(Extracted text):
════════

Ad tiers have huge innovation potential, but not at the expense of the viewing experience
Opinion

For those who struck gold and those who have been less successful in the pivot to streaming, 2024 will be when advertising comes to the fore.


Agencies need to make their voice heard in the growth of ad-supported connected TV (CTV).

Netflix’s earnings call this week had the streamer puffing out its chest, pointing to another quarter of subscriber growth across the globe and 40% of that growth going to its much vaunted ad tier.

Bullish results aside, Netflix started to hone on building out its ad business, with a potential streamlining of its “tier” offering to just the £18 premium and the ad tier.

Coupled with this, a 10-year $5bn deal to stream WWE Raw.

Netflix looks to be moving its model from prestige TV to tempt in subscribers to big-named live broadcast brands bringing in regular audiences. While it may not be throwing the subscription baby out with the bathwater, the acquisition demonstrates the need to build out “scale” for advertisers.

Solutions up and down the funnel, but at what cost?

For those who struck gold and those who have been less successful in the pivot to streaming, 2024 will be when advertising comes to the fore.

Disney+ will be taking its ad tier to the wider market and was at CES talking about shoppable formats, while Amazon will be deploying its terrifying first-party data, with Prime Video launching to 15m unique users from February. The market will finally have scale and start to properly compete with broadcasters — and the major players in this market are organising their troops.

════════

(Dataset):
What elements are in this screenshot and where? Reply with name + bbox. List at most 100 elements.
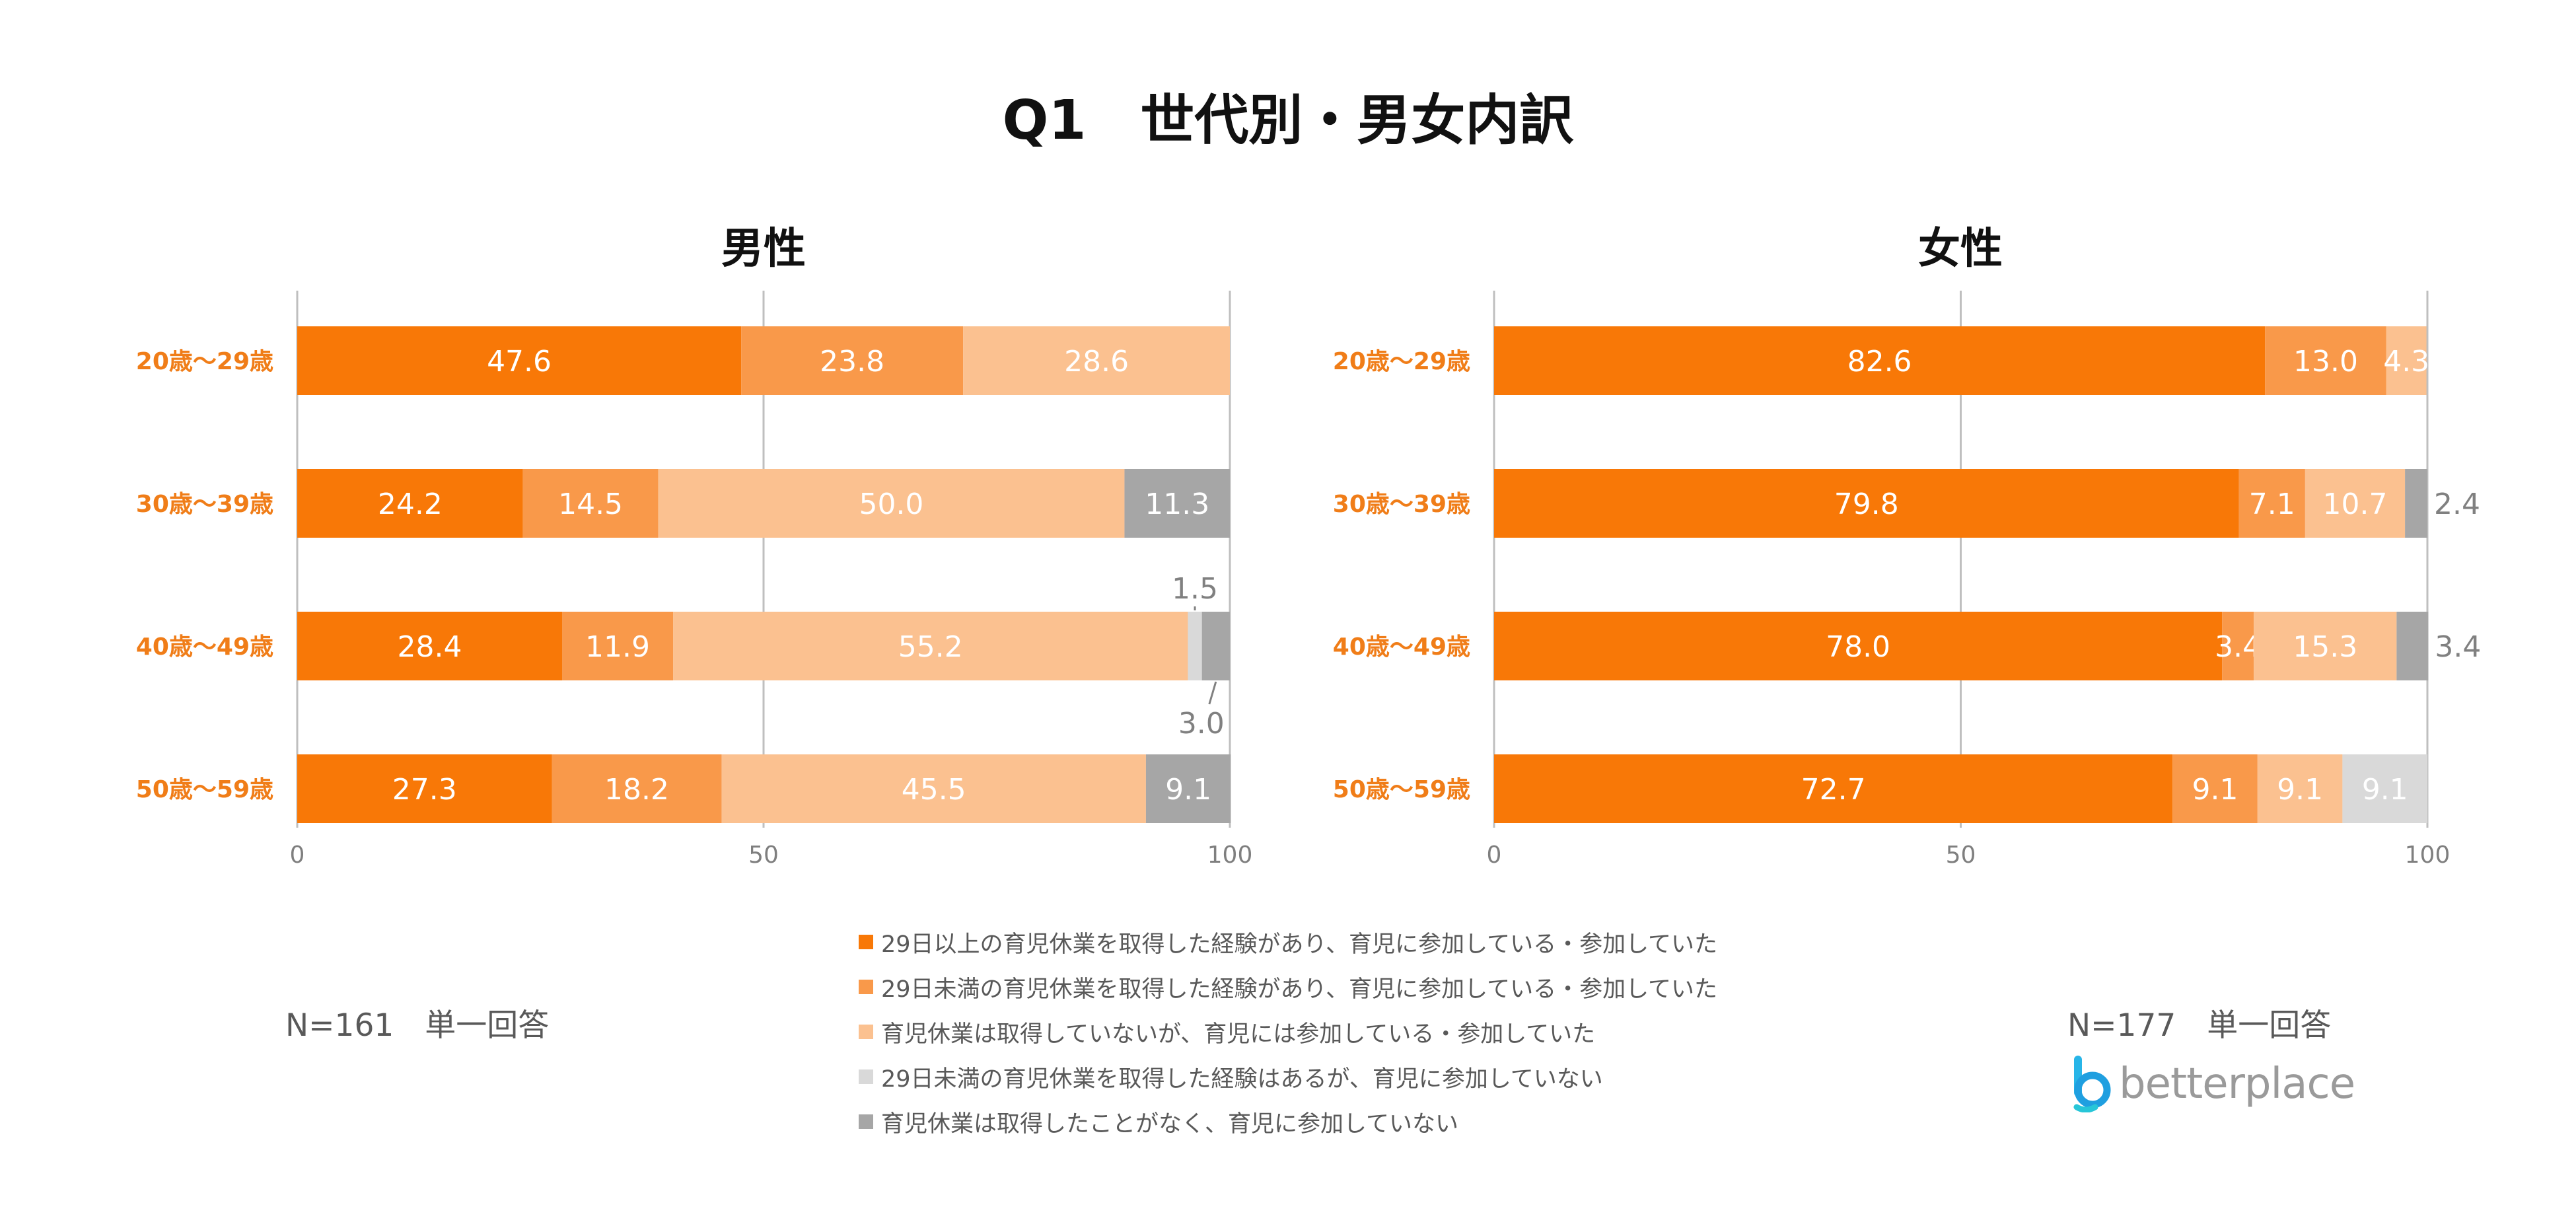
x-tick-label: 0: [290, 842, 305, 869]
bar-segment: [297, 754, 552, 823]
chart-title: Q1 世代別・男女内訳: [1003, 89, 1575, 152]
bar-segment: [2386, 326, 2427, 395]
x-tick-label: 100: [1207, 842, 1253, 869]
data-label: 28.4: [398, 630, 462, 664]
female-sample-note: N=177 単一回答: [2067, 1007, 2332, 1044]
bar-segment: [297, 612, 563, 680]
legend-label: 育児休業は取得していないが、育児には参加している・参加していた: [881, 1021, 1596, 1048]
bar-segment: [741, 326, 964, 395]
bar-segment: [552, 754, 722, 823]
bar-segment: [721, 754, 1146, 823]
data-label: 3.0: [1178, 707, 1225, 741]
data-label: 47.6: [487, 345, 552, 379]
data-label: 82.6: [1847, 345, 1912, 379]
data-label: 15.3: [2293, 630, 2357, 664]
legend-label: 29日以上の育児休業を取得した経験があり、育児に参加している・参加していた: [881, 931, 1718, 958]
data-label: 28.6: [1064, 345, 1129, 379]
category-label: 40歳～49歳: [1333, 633, 1470, 661]
legend-swatch: [859, 980, 873, 994]
bar-segment: [1188, 612, 1202, 680]
x-tick-label: 0: [1487, 842, 1502, 869]
data-label: 45.5: [902, 773, 966, 807]
leader-line: [1208, 681, 1217, 705]
category-label: 50歳～59歳: [1333, 776, 1470, 803]
male-chart: 男性 0 50 100 20歳～29歳 30歳～39歳 40歳～49歳 50歳～59歳 47.6…: [136, 225, 1253, 869]
data-label: 3.4: [2215, 630, 2261, 664]
data-label: 55.2: [898, 630, 963, 664]
category-label: 20歳～29歳: [136, 348, 273, 375]
category-label: 30歳～39歳: [136, 491, 273, 518]
female-chart: 女性 0 50 100 20歳～29歳 30歳～39歳 40歳～49歳 50歳～59歳 82.6…: [1333, 225, 2482, 869]
legend-item: 育児休業は取得していないが、育児には参加している・参加していた: [859, 1009, 1717, 1054]
bar-segment: [297, 326, 742, 395]
data-label: 18.2: [604, 773, 669, 807]
bar-segment: [673, 612, 1188, 680]
legend-item: 育児休業は取得したことがなく、育児に参加していない: [859, 1099, 1717, 1144]
bar-segment: [1145, 754, 1231, 823]
panel-title: 女性: [1918, 225, 2003, 273]
bar-segment: [562, 612, 674, 680]
bar-segment: [2305, 469, 2406, 538]
data-label: 11.9: [585, 630, 650, 664]
legend-item: 29日未満の育児休業を取得した経験があり、育児に参加している・参加していた: [859, 964, 1717, 1009]
data-label: 11.3: [1145, 488, 1209, 521]
panel-title: 男性: [721, 225, 806, 273]
legend-swatch: [859, 935, 873, 949]
category-label: 40歳～49歳: [136, 633, 273, 661]
bar-segment: [2405, 469, 2427, 538]
chart-panels: 男性 0 50 100 20歳～29歳 30歳～39歳 40歳～49歳 50歳～59歳 47.6…: [136, 225, 2482, 869]
bar-segment: [2238, 469, 2305, 538]
category-label: 20歳～29歳: [1333, 348, 1470, 375]
data-label: 78.0: [1826, 630, 1890, 664]
betterplace-logo-text: betterplace: [2119, 1060, 2355, 1108]
legend-swatch: [859, 1114, 873, 1129]
betterplace-logo: betterplace: [2069, 1056, 2355, 1112]
data-label: 9.1: [2277, 773, 2323, 807]
legend-item: 29日以上の育児休業を取得した経験があり、育児に参加している・参加していた: [859, 920, 1717, 964]
legend: 29日以上の育児休業を取得した経験があり、育児に参加している・参加していた 29日…: [859, 920, 1717, 1144]
legend-label: 育児休業は取得したことがなく、育児に参加していない: [881, 1110, 1458, 1138]
x-tick-label: 50: [1946, 842, 1976, 869]
legend-label: 29日未満の育児休業を取得した経験があり、育児に参加している・参加していた: [881, 976, 1718, 1003]
bar-segment: [2342, 754, 2427, 823]
data-label: 50.0: [859, 488, 923, 521]
x-tick-label: 100: [2405, 842, 2451, 869]
data-label: 14.5: [558, 488, 623, 521]
data-label: 79.8: [1834, 488, 1899, 521]
bar-segment: [1124, 469, 1230, 538]
bar-segment: [2257, 754, 2343, 823]
category-label: 50歳～59歳: [136, 776, 273, 803]
data-label: 1.5: [1172, 572, 1218, 606]
bar-segment: [2222, 612, 2254, 680]
data-label: 3.4: [2435, 630, 2481, 664]
betterplace-logo-icon: [2073, 1056, 2111, 1112]
data-label: 4.3: [2383, 345, 2429, 379]
data-label: 7.1: [2249, 488, 2295, 521]
bar-segment: [1494, 469, 2239, 538]
data-label: 9.1: [1165, 773, 1211, 807]
bar-segment: [297, 469, 523, 538]
bar-segment: [522, 469, 659, 538]
legend-item: 29日未満の育児休業を取得した経験はあるが、育児に参加していない: [859, 1054, 1717, 1099]
bar-segment: [658, 469, 1125, 538]
bar-segment: [2172, 754, 2258, 823]
data-label: 13.0: [2293, 345, 2358, 379]
legend-label: 29日未満の育児休業を取得した経験はあるが、育児に参加していない: [881, 1066, 1603, 1093]
category-label: 30歳～39歳: [1333, 491, 1470, 518]
bar-segment: [1201, 612, 1230, 680]
data-label: 24.2: [378, 488, 443, 521]
bar-segment: [1494, 612, 2223, 680]
legend-swatch: [859, 1025, 873, 1039]
data-label: 9.1: [2192, 773, 2238, 807]
bar-segment: [1494, 326, 2266, 395]
bar-segment: [2254, 612, 2397, 680]
data-label: 72.7: [1801, 773, 1866, 807]
bar-segment: [2396, 612, 2429, 680]
data-label: 27.3: [392, 773, 457, 807]
data-label: 9.1: [2362, 773, 2408, 807]
data-label: 10.7: [2323, 488, 2388, 521]
legend-swatch: [859, 1069, 873, 1084]
data-label: 2.4: [2434, 488, 2480, 521]
bar-segment: [963, 326, 1230, 395]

════════

(Goal): Please repeat the passage of the streaming ads article that begins at the words "Netflix’s earnings call this" and stops after "the ad tier.", swapping "ad tier" for "ad-supported plan".

(Solution below):
Netflix’s earnings call this week had the streamer puffing out its chest, pointing to another quarter of subscriber growth across the globe and 40% of that growth going to its much vaunted ad-supported plan.

Bullish results aside, Netflix started to hone on building out its ad business, with a potential streamlining of its “tier” offering to just the £18 premium and the ad-supported plan.